From the entries below, copy every line that holds the word "Jednotě".
## Begin
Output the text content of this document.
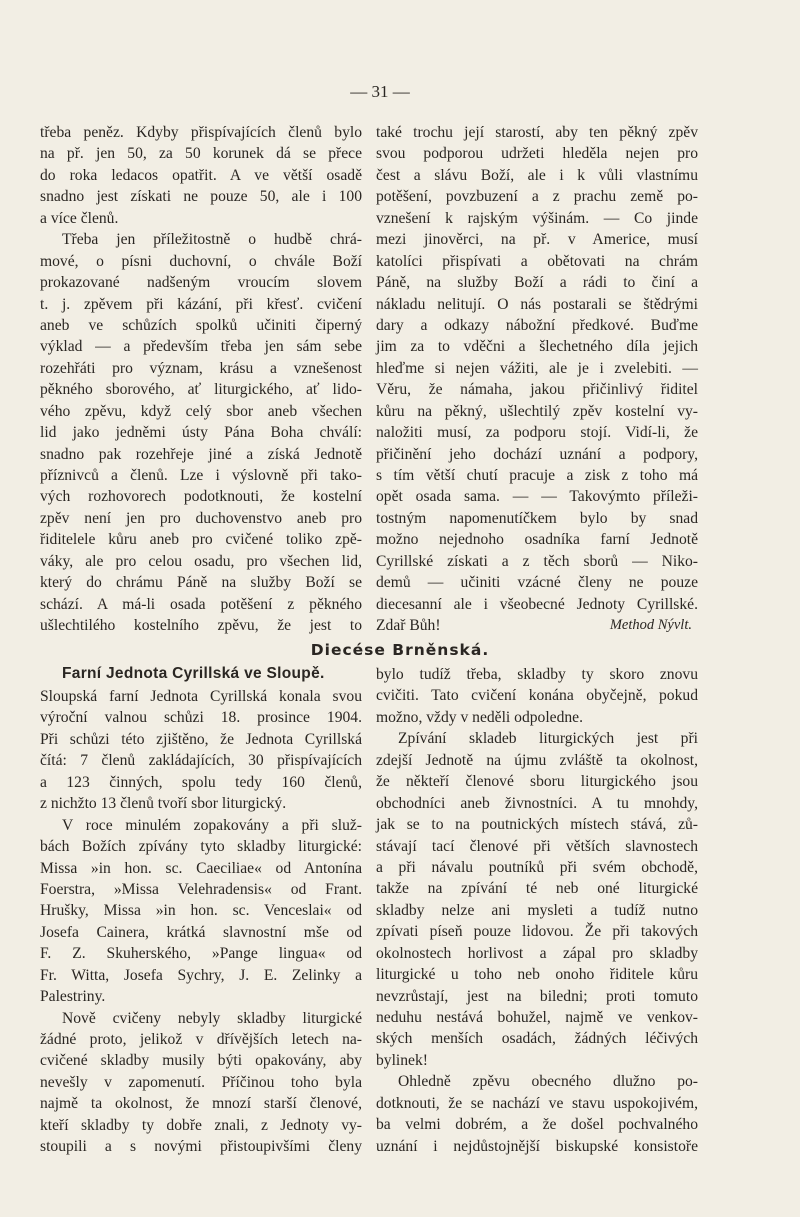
— 31 —
třeba peněz. Kdyby přispívajících členů bylo
na př. jen 50, za 50 korunek dá se přece
do roka ledacos opatřit. A ve větší osadě
snadno jest získati ne pouze 50, ale i 100
a více členů.
Třeba jen příležitostně o hudbě chrá-
mové, o písni duchovní, o chvále Boží
prokazované nadšeným vroucím slovem
t. j. zpěvem při kázání, při křesť. cvičení
aneb ve schůzích spolků učiniti čiperný
výklad — a především třeba jen sám sebe
rozehřáti pro význam, krásu a vznešenost
pěkného sborového, ať liturgického, ať lido-
vého zpěvu, když celý sbor aneb všechen
lid jako jedněmi ústy Pána Boha chválí:
snadno pak rozehřeje jiné a získá Jednotě
příznivců a členů. Lze i výslovně při tako-
vých rozhovorech podotknouti, že kostelní
zpěv není jen pro duchovenstvo aneb pro
řiditelele kůru aneb pro cvičené toliko zpě-
váky, ale pro celou osadu, pro všechen lid,
který do chrámu Páně na služby Boží se
schází. A má-li osada potěšení z pěkného
ušlechtilého kostelního zpěvu, že jest to
také trochu její starostí, aby ten pěkný zpěv
svou podporou udržeti hleděla nejen pro
čest a slávu Boží, ale i k vůli vlastnímu
potěšení, povzbuzení a z prachu země po-
vznešení k rajským výšinám. — Co jinde
mezi jinověrci, na př. v Americe, musí
katolíci přispívati a obětovati na chrám
Páně, na služby Boží a rádi to činí a
nákladu nelitují. O nás postarali se štědrými
dary a odkazy nábožní předkové. Buďme
jim za to vděčni a šlechetného díla jejich
hleďme si nejen vážiti, ale je i zvelebiti. —
Věru, že námaha, jakou přičinlivý řiditel
kůru na pěkný, ušlechtilý zpěv kostelní vy-
naložiti musí, za podporu stojí. Vidí-li, že
přičinění jeho dochází uznání a podpory,
s tím větší chutí pracuje a zisk z toho má
opět osada sama. — — Takovýmto příleži-
tostným napomenutíčkem bylo by snad
možno nejednoho osadníka farní Jednotě
Cyrillské získati a z těch sborů — Niko-
demů — učiniti vzácné členy ne pouze
diecesanní ale i všeobecné Jednoty Cyrillské.
Zdař Bůh!	Method Nývlt.
Diecése Brněnská.
Farní Jednota Cyrillská ve Sloupě.
Sloupská farní Jednota Cyrillská konala svou
výroční valnou schůzi 18. prosince 1904.
Při schůzi této zjištěno, že Jednota Cyrillská
čítá: 7 členů zakládajících, 30 přispívajících
a 123 činných, spolu tedy 160 členů,
z nichžto 13 členů tvoří sbor liturgický.
V roce minulém zopakovány a při služ-
bách Božích zpívány tyto skladby liturgické:
Missa »in hon. sc. Caeciliae« od Antonína
Foerstra, »Missa Velehradensis« od Frant.
Hrušky, Missa »in hon. sc. Venceslai« od
Josefa Cainera, krátká slavnostní mše od
F. Z. Skuherského, »Pange lingua« od
Fr. Witta, Josefa Sychry, J. E. Zelinky a
Palestriny.
Nově cvičeny nebyly skladby liturgické
žádné proto, jelikož v dřívějších letech na-
cvičené skladby musily býti opakovány, aby
nevešly v zapomenutí. Příčinou toho byla
najmě ta okolnost, že mnozí starší členové,
kteří skladby ty dobře znali, z Jednoty vy-
stoupili a s novými přistoupivšími členy
bylo tudíž třeba, skladby ty skoro znovu
cvičiti. Tato cvičení konána obyčejně, pokud
možno, vždy v neděli odpoledne.
Zpívání skladeb liturgických jest při
zdejší Jednotě na újmu zvláště ta okolnost,
že někteří členové sboru liturgického jsou
obchodníci aneb živnostníci. A tu mnohdy,
jak se to na poutnických místech stává, zů-
stávají tací členové při větších slavnostech
a při návalu poutníků při svém obchodě,
takže na zpívání té neb oné liturgické
skladby nelze ani mysleti a tudíž nutno
zpívati píseň pouze lidovou. Že při takových
okolnostech horlivost a zápal pro skladby
liturgické u toho neb onoho řiditele kůru
nevzrůstají, jest na biledni; proti tomuto
neduhu nestává bohužel, najmě ve venkov-
ských menších osadách, žádných léčivých
bylinek!
Ohledně zpěvu obecného dlužno po-
dotknouti, že se nachází ve stavu uspokojivém,
ba velmi dobrém, a že došel pochvalného
uznání i nejdůstojnější biskupské konsistoře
## End
■ **Solution for this exercise**:
snadno pak rozehřeje jiné a získá Jednotě
možno nejednoho osadníka farní Jednotě
zdejší Jednotě na újmu zvláště ta okolnost,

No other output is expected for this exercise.